● **GIVEN PROBLEM**:
Copy the lines of the listing verbatim, beginning with the line that contains "pie-label-dangdai: 当代 58% [618,235,634,255]" and ending with the line that contains "legend-label: 重大题材 [241,264,269,272]", including both.

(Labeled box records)

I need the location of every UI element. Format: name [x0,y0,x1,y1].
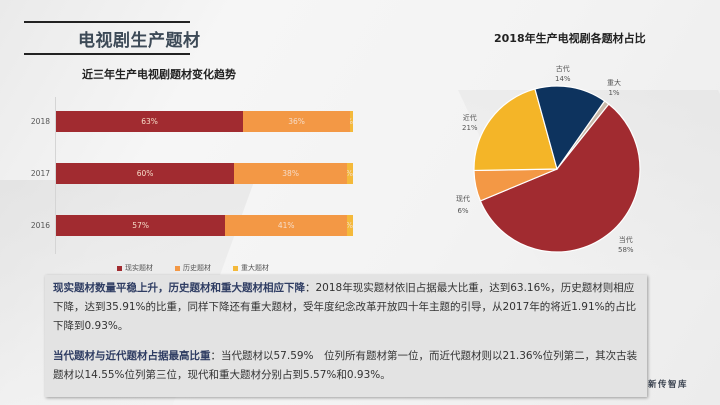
pie-label-dangdai: 当代 58% [618,235,634,255]
title-top-rule [24,21,190,23]
year-label: 2017 [30,169,50,178]
pie-label-value: 58% [618,246,634,254]
pie-label-name: 近代 [462,114,477,122]
pie-label-value: 14% [555,75,571,83]
legend-label: 重大题材 [241,264,269,272]
year-label: 2018 [30,117,50,126]
bar-row-2016: 57%41%2% [56,215,353,236]
legend-swatch [117,265,122,271]
pie-label-zhongda: 重大 1% [607,78,621,98]
bar-chart-legend: 现实题材 历史题材 重大题材 [117,263,269,273]
bar-segment: 2% [347,163,353,184]
bar-segment: 57% [56,215,226,236]
title-bottom-rule [24,53,190,55]
bar-segment: 38% [234,163,348,184]
bar-row-2018: 63%36%1% [56,111,353,132]
pie-label-gudai: 古代 14% [555,64,571,84]
pie-label-jindai: 近代 21% [462,113,478,133]
pie-slice [534,85,606,171]
legend-label: 历史题材 [183,264,211,272]
pie-label-name: 重大 [607,79,621,87]
pie-label-xiandai: 现代 6% [456,193,470,217]
legend-item: 现实题材 [117,263,153,273]
summary-heading-1: 现实题材数量平稳上升，历史题材和重大题材相应下降 [53,282,305,294]
pie-slice [479,103,641,253]
pie-label-name: 现代 [456,195,470,203]
summary-paragraph-1: 现实题材数量平稳上升，历史题材和重大题材相应下降：2018年现实题材依旧占据最大… [53,279,639,336]
summary-body-1: ：2018年现实题材依旧占据最大比重，达到63.16%，历史题材则相应下降，达到… [53,282,637,332]
bar-segment: 1% [350,111,353,132]
bar-chart-axis [55,97,56,254]
legend-label: 现实题材 [125,264,153,272]
bar-segment: 63% [56,111,244,132]
summary-heading-2: 当代题材与近代题材占据最高比重 [53,350,211,362]
page-title: 电视剧生产题材 [78,31,201,51]
legend-item: 重大题材 [233,263,269,273]
summary-body-2: ：当代题材以57.59% 位列所有题材第一位，而近代题材则以21.36%位列第二… [53,350,638,381]
bar-segment: 36% [243,111,351,132]
pie-label-value: 6% [457,207,469,215]
pie-label-value: 21% [462,124,478,132]
pie-label-value: 1% [608,89,620,97]
bar-row-2017: 60%38%2% [56,163,353,184]
bar-segment: 41% [225,215,348,236]
legend-swatch [175,265,180,271]
legend-item: 历史题材 [175,263,211,273]
legend-swatch [233,265,238,271]
pie-label-name: 当代 [618,236,633,244]
year-label: 2016 [30,221,50,230]
brand-logo: 新传智库 [648,380,689,390]
bar-segment: 60% [56,163,235,184]
pie-slice [473,88,558,172]
pie-chart-title: 2018年生产电视剧各题材占比 [494,32,646,45]
pie-label-name: 古代 [555,65,570,73]
bar-chart-title: 近三年生产电视剧题材变化趋势 [82,68,236,81]
bar-segment: 2% [347,215,353,236]
summary-paragraph-2: 当代题材与近代题材占据最高比重：当代题材以57.59% 位列所有题材第一位，而近… [53,347,639,385]
summary-textbox: 现实题材数量平稳上升，历史题材和重大题材相应下降：2018年现实题材依旧占据最大… [45,275,647,397]
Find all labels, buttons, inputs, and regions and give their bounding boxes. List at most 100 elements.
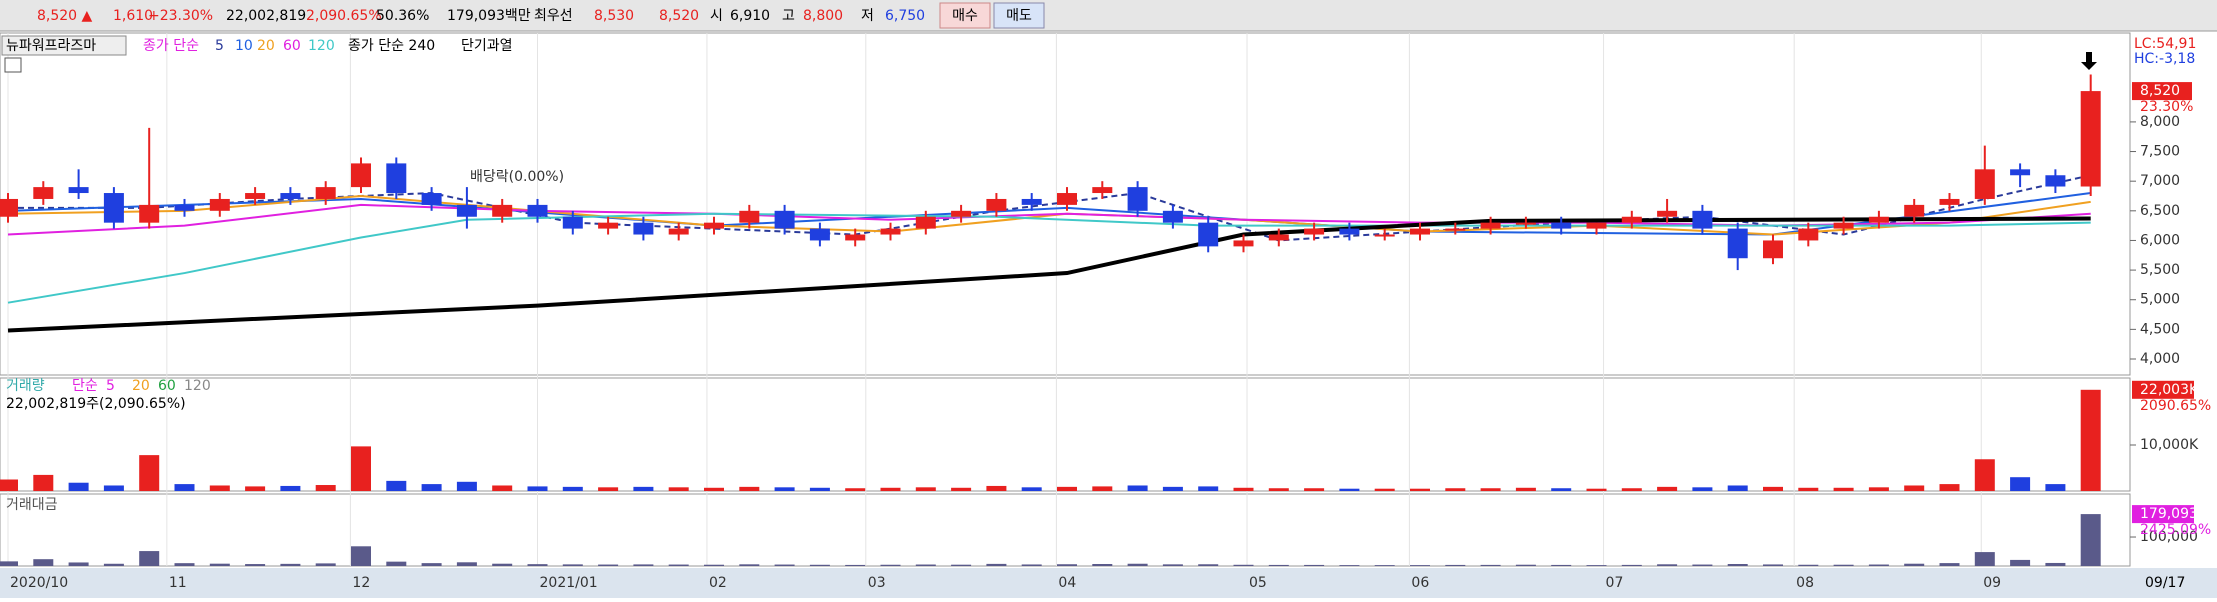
annotation: 배당락(0.00%) xyxy=(470,169,564,185)
candle-body xyxy=(915,216,936,229)
candle-body xyxy=(1833,222,1854,229)
bar xyxy=(2080,389,2101,491)
change: 1,610 xyxy=(113,8,153,24)
last-price-box xyxy=(2132,82,2192,101)
bar xyxy=(2045,484,2066,491)
candle-body xyxy=(33,187,54,199)
bar xyxy=(1374,488,1395,491)
legend-item: 120 xyxy=(308,38,335,54)
bar xyxy=(633,486,654,491)
bar xyxy=(562,486,583,491)
candle-body xyxy=(1374,234,1395,237)
candle-body xyxy=(2010,169,2031,176)
candle-body xyxy=(739,210,760,223)
bar xyxy=(1268,488,1289,491)
bar xyxy=(845,564,866,566)
bar xyxy=(1515,564,1536,566)
candle-body xyxy=(527,204,548,217)
candle-body xyxy=(1057,193,1077,205)
bar xyxy=(1233,564,1254,566)
value-pct-label: 2090.65% xyxy=(2140,398,2211,414)
x-tick-label: 04 xyxy=(1058,575,1076,591)
turnover: 50.36% xyxy=(376,8,429,24)
candle-body xyxy=(351,163,371,188)
candle-body xyxy=(1445,228,1466,231)
candle-body xyxy=(456,204,477,217)
value-box-label: 179,093 xyxy=(2140,506,2198,522)
volume-pct: 2,090.65% xyxy=(306,8,382,24)
candle-body xyxy=(421,193,442,205)
candle-body xyxy=(1692,210,1713,229)
candle-body xyxy=(1268,234,1289,241)
bar xyxy=(527,486,548,491)
low-label: 저 xyxy=(861,8,874,24)
candle-body xyxy=(2080,91,2101,187)
bar xyxy=(774,487,795,491)
bar xyxy=(1198,564,1219,566)
legend-item: 60 xyxy=(158,378,176,394)
bar xyxy=(2010,477,2031,491)
buy-button[interactable] xyxy=(939,2,991,29)
sell-button[interactable] xyxy=(993,2,1045,29)
x-tick-label: 2020/10 xyxy=(10,575,68,591)
bar xyxy=(1304,488,1325,491)
open: 6,910 xyxy=(730,8,770,24)
bar xyxy=(704,487,724,491)
bar xyxy=(245,486,266,491)
value-box xyxy=(2132,505,2194,524)
volume-legend-prefix: 단순 xyxy=(72,378,98,394)
candle-body xyxy=(139,204,160,223)
value-pct-label: 2425.09% xyxy=(2140,522,2211,538)
sell-label[interactable]: 매도 xyxy=(1006,8,1032,24)
candle-body xyxy=(1868,216,1889,223)
legend-prefix: 종가 단순 xyxy=(143,38,199,54)
bar xyxy=(2010,559,2031,566)
y-tick-label: 5,000 xyxy=(2140,292,2180,308)
candle-body xyxy=(986,198,1007,211)
x-tick-label: 03 xyxy=(868,575,886,591)
bar xyxy=(1833,564,1854,566)
bar xyxy=(1657,486,1678,491)
y-tick-label: 10,000K xyxy=(2140,437,2199,453)
bar xyxy=(598,487,619,491)
candle-body xyxy=(386,163,407,194)
bar xyxy=(68,482,89,491)
x-tick-label: 2021/01 xyxy=(540,575,598,591)
bar xyxy=(1657,564,1678,566)
lc-label: LC:54,91 xyxy=(2134,36,2196,52)
bar xyxy=(774,564,795,566)
bar xyxy=(1374,565,1395,566)
bar xyxy=(809,487,830,491)
bar xyxy=(1410,565,1430,566)
bar xyxy=(598,564,619,566)
bar xyxy=(0,561,18,566)
bar xyxy=(1480,488,1501,491)
bar xyxy=(880,487,901,491)
high-label: 고 xyxy=(782,8,795,24)
y-tick-label: 8,000 xyxy=(2140,114,2180,130)
bar xyxy=(139,455,160,491)
candle-body xyxy=(845,234,866,241)
bar xyxy=(1833,487,1854,491)
candle-body xyxy=(1339,228,1360,235)
candle-body xyxy=(1657,210,1678,217)
overheat-badge: 단기과열 xyxy=(461,38,513,54)
candle-body xyxy=(1162,210,1183,223)
bar xyxy=(915,564,936,566)
grid-icon[interactable] xyxy=(4,57,22,73)
bar xyxy=(1480,564,1501,566)
title-box xyxy=(1,35,127,56)
bar xyxy=(174,484,195,491)
change-pct: +23.30% xyxy=(148,8,213,24)
bar xyxy=(421,484,442,491)
buy-label[interactable]: 매수 xyxy=(952,8,978,24)
candle-body xyxy=(1198,222,1219,247)
bar xyxy=(1021,564,1042,566)
bar xyxy=(1339,488,1360,491)
value-box xyxy=(2132,380,2194,399)
bar xyxy=(103,563,124,566)
stock-title: 뉴파워프라즈마 xyxy=(6,38,96,54)
candle-body xyxy=(0,198,18,217)
x-tick-label: 07 xyxy=(1606,575,1624,591)
bar xyxy=(1763,564,1783,566)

● **RESPONSE BELOW**:
pie-label-dangdai: 当代 58% [618,235,634,255]
title-top-rule [24,21,190,23]
year-label: 2017 [30,169,50,178]
pie-label-value: 58% [618,246,634,254]
pie-label-name: 近代 [462,114,477,122]
pie-label-value: 14% [555,75,571,83]
legend-label: 重大题材 [241,264,269,272]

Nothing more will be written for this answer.